Supplied material -
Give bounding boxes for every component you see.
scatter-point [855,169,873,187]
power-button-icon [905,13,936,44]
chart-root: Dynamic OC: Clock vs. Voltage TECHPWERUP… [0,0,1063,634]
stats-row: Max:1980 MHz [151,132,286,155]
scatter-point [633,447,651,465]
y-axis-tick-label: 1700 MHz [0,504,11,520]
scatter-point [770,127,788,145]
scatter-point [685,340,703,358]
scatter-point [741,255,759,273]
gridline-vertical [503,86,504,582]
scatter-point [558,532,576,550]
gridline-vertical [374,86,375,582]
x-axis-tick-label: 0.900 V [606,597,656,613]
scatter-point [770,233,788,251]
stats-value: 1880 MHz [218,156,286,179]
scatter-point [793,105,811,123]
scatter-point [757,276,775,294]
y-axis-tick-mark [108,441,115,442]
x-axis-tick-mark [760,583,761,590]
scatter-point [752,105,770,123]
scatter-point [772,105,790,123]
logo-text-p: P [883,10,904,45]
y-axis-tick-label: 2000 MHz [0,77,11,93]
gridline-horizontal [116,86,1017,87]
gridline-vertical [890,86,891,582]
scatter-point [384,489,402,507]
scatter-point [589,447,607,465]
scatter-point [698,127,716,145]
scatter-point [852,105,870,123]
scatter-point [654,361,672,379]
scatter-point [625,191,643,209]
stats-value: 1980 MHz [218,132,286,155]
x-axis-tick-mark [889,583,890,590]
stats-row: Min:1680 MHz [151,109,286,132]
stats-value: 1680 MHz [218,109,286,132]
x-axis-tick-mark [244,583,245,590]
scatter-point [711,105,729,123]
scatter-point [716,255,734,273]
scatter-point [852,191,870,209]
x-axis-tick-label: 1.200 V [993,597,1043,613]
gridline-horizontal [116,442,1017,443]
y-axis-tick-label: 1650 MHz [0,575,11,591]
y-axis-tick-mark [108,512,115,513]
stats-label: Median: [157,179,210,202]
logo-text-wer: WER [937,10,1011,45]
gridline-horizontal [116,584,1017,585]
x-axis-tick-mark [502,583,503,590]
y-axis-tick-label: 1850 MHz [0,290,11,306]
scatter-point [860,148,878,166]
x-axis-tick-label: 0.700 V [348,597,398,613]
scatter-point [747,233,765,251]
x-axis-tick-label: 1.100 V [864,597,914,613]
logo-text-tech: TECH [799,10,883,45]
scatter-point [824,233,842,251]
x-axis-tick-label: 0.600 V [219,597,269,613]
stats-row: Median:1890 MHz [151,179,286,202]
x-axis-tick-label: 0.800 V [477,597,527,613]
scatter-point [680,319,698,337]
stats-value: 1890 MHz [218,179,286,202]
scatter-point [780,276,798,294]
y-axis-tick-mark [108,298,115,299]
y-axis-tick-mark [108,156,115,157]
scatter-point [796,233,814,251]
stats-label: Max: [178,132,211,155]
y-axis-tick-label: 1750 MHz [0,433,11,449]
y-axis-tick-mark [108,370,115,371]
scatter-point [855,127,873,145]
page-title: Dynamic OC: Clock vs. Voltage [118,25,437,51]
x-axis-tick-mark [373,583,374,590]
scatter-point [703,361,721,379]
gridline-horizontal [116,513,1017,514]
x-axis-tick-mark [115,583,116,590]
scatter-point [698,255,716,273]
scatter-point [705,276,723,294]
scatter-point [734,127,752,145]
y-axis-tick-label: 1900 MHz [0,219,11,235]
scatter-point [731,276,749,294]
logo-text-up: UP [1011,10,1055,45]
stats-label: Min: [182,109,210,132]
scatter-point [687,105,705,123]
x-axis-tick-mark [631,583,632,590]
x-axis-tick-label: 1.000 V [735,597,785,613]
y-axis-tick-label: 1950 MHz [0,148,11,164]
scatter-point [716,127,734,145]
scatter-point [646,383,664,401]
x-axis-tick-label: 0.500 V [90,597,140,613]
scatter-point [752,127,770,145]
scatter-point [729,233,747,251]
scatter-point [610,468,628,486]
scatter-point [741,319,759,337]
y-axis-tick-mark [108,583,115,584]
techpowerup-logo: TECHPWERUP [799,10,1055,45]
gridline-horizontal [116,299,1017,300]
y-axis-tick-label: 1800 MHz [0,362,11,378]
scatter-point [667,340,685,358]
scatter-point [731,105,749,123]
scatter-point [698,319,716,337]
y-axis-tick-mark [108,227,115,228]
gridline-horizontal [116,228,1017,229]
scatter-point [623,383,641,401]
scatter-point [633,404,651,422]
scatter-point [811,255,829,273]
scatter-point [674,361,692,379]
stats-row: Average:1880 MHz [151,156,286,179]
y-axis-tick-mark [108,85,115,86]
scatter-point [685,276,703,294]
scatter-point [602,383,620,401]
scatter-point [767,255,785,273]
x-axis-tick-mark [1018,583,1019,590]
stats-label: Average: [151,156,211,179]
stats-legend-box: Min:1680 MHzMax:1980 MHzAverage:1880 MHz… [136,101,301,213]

Problem description - Rewrite the listing from its first line through the line containing "scatter-point [757,276,775,294]", with "gridline-vertical" changed to "vertical-gridline" and nothing else altered.

Problem solution -
Give bounding boxes for every component you see.
scatter-point [855,169,873,187]
power-button-icon [905,13,936,44]
chart-root: Dynamic OC: Clock vs. Voltage TECHPWERUP… [0,0,1063,634]
stats-row: Max:1980 MHz [151,132,286,155]
scatter-point [633,447,651,465]
y-axis-tick-label: 1700 MHz [0,504,11,520]
scatter-point [770,127,788,145]
scatter-point [685,340,703,358]
scatter-point [741,255,759,273]
vertical-gridline [503,86,504,582]
scatter-point [558,532,576,550]
vertical-gridline [374,86,375,582]
x-axis-tick-label: 0.900 V [606,597,656,613]
scatter-point [770,233,788,251]
stats-value: 1880 MHz [218,156,286,179]
scatter-point [793,105,811,123]
scatter-point [757,276,775,294]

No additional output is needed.